Re: Re: Increasing work_mem and shared_buffers on Postgres 9.2 significantly slows down queries - Mailing list pgsql-performance

From Gunnar \"Nick\" Bluth
Subject Re: Re: Increasing work_mem and shared_buffers on Postgres 9.2 significantly slows down queries
Date
Msg-id 50996746.5010508@pro-open.de
Whole thread Raw
In response to Increasing work_mem and shared_buffers on Postgres 9.2 significantly slows down queries  (Petr Praus <petr@praus.net>)
Responses Re: Re: Increasing work_mem and shared_buffers on Postgres 9.2 significantly slows down queries
List pgsql-performance
Am 06.11.2012 18:38, schrieb Petr Praus:

Yes, but note that this happens only in Linux. Increasing work_mem on my iMac increases performance (but the queries are slower under OSX than on virtualized Ubuntu on the same machine). Over the weekend, I tried the same test on my Ubuntu home machine with Ivy Bridge i5 3570K and it also slows down (from ~900ms with work_mem=1MB to ~1200ms with work_mem=96MB).

OS X is rather different from a memory access point of view, IIRC. So the direct comparison actually only shows how well the Linux FS cache works (for the temp files created with small work_mem ;-).

The i5 puzzles me a bit though...


I'm pretty sure you're hitting some subtle, memory-access-related cornercase here.

The L2 cache of your X7350 CPUs is 2MB, could you run the tests with, say, 1, 2, 4 and 8MB of work_mem and post the results?
I made a pgbench test with the same query and run it 25 times (5 clients, 5 transactions each):
work_mem   speed
1MB        1794ms
2MB        1877ms
4MB        2084ms
8MB        2141ms
10MB       2124ms
12MB       3018ms
16MB       3004ms
32MB       2999ms
64MB       3015ms

It seems that there is some sort of "plateau".
Two, afaics. The 1->2 change hints towards occasionally breaching your L2 cache, so it can probably be ignored. The actual plateaus thus seem to be 0-2, 2-12, >= 12.
It'd be interesting to see the EXPLAIN ANALYSE outputs for these levels, the buckets and batches in particular. I'd reckon we'll see significant changes at 2->4 and 10->12MB work_mem.

> **Exercise set**:
A - Quote the mailing list reply from "Responses Re: Re: Increasing" to "small work_mem ;-).".
B - In the mailing list reply, why does the writer say the change from 1MB to 2MB of work_mem can probably be ignored?
C - List the work_mem sizes that the mailing list reply asks Petr Praus to run the tests with.

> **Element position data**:
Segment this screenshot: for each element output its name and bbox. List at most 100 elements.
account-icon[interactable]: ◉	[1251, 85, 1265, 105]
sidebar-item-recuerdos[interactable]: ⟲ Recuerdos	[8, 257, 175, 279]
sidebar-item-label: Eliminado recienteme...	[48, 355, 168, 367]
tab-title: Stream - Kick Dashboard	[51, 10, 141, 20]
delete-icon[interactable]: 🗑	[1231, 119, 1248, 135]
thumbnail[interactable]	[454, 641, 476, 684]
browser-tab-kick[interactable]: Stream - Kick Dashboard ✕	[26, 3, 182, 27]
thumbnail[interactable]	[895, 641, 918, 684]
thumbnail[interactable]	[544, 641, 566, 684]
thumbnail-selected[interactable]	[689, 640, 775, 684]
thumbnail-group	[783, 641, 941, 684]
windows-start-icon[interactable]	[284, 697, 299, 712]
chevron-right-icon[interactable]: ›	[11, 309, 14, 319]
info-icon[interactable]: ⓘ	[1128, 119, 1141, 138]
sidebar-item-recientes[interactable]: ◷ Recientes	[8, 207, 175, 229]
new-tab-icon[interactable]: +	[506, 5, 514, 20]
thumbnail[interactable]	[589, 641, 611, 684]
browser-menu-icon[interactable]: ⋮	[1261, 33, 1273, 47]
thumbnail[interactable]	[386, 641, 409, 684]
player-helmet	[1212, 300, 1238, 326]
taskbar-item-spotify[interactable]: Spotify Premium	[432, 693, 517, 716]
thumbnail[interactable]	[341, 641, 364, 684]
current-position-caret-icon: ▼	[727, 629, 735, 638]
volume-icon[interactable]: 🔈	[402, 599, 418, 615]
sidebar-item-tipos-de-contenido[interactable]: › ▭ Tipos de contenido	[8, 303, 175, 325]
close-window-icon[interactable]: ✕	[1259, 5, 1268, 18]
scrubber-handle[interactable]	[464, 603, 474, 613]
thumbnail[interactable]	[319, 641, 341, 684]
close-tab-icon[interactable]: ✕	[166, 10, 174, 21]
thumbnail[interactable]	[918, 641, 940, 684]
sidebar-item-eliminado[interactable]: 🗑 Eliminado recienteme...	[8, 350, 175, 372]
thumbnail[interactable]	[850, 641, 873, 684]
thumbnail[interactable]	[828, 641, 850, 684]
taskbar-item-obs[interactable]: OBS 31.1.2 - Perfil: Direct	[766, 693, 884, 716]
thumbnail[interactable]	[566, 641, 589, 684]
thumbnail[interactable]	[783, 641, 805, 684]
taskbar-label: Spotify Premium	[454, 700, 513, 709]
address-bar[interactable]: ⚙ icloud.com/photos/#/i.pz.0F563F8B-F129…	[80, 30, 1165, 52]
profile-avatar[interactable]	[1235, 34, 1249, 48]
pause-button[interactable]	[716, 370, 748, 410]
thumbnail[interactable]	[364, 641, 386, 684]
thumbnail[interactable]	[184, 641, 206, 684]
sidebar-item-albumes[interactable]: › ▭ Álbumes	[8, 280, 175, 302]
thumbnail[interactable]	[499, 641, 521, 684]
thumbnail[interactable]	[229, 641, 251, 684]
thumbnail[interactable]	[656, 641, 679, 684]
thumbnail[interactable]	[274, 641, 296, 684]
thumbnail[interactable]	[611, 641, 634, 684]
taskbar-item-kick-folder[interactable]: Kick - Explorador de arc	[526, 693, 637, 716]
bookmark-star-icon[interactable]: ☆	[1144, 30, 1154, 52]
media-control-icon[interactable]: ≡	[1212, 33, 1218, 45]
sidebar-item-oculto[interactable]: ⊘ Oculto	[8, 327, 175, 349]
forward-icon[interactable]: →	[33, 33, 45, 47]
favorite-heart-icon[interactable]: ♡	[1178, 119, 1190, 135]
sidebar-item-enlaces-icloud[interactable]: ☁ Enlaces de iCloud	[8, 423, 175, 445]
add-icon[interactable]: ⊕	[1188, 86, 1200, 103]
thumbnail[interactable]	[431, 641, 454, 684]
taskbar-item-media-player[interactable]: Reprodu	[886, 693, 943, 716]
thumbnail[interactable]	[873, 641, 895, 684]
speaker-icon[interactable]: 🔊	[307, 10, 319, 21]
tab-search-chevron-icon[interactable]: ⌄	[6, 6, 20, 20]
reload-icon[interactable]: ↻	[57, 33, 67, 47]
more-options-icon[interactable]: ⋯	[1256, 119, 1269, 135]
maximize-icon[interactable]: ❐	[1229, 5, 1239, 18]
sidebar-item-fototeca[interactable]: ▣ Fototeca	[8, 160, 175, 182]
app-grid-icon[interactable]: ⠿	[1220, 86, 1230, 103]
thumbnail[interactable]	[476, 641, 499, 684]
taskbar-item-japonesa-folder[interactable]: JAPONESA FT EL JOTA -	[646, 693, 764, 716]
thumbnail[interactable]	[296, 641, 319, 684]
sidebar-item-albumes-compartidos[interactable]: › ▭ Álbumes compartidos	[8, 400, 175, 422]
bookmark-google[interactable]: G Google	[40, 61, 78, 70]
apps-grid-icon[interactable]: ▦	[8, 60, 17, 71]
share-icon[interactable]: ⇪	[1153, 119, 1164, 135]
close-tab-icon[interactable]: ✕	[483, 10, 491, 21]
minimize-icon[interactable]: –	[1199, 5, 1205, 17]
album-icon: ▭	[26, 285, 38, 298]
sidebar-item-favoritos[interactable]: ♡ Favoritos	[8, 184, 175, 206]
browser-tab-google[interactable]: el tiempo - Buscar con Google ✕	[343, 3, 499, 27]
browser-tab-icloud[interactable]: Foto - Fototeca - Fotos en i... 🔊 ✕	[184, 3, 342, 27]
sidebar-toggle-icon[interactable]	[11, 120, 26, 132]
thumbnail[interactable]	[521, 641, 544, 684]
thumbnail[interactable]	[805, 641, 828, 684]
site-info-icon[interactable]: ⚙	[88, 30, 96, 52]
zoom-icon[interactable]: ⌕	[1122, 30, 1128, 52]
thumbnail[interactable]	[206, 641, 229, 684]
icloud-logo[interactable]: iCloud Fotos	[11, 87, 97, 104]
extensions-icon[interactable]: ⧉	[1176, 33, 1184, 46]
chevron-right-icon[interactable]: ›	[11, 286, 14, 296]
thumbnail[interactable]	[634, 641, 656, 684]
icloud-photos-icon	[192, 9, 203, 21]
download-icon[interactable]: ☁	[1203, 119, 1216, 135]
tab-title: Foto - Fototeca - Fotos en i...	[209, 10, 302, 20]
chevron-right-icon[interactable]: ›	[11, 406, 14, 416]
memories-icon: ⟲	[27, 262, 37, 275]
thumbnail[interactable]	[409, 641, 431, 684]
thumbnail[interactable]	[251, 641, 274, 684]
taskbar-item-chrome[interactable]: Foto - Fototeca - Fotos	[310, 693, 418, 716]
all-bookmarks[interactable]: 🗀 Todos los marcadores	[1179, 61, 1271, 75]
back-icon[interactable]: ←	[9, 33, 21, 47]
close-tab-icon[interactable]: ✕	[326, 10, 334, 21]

> **Solved tasks**:
A -
Responses Re: Re: Increasing work_mem and shared_buffers on Postgres 9.2 significantly slows down queries
List pgsql-performance
Am 06.11.2012 18:38, schrieb Petr Praus:

Yes, but note that this happens only in Linux. Increasing work_mem on my iMac increases performance (but the queries are slower under OSX than on virtualized Ubuntu on the same machine). Over the weekend, I tried the same test on my Ubuntu home machine with Ivy Bridge i5 3570K and it also slows down (from ~900ms with work_mem=1MB to ~1200ms with work_mem=96MB).

OS X is rather different from a memory access point of view, IIRC. So the direct comparison actually only shows how well the Linux FS cache works (for the temp files created with small work_mem ;-).

B - That change hints at occasionally breaching the L2 cache, which is 2MB on the X7350 CPUs. So it can probably be ignored, and the writer sees the actual plateaus as 0-2, 2-12, and 12MB or more.

C - 1MB, 2MB, 4MB, 8MB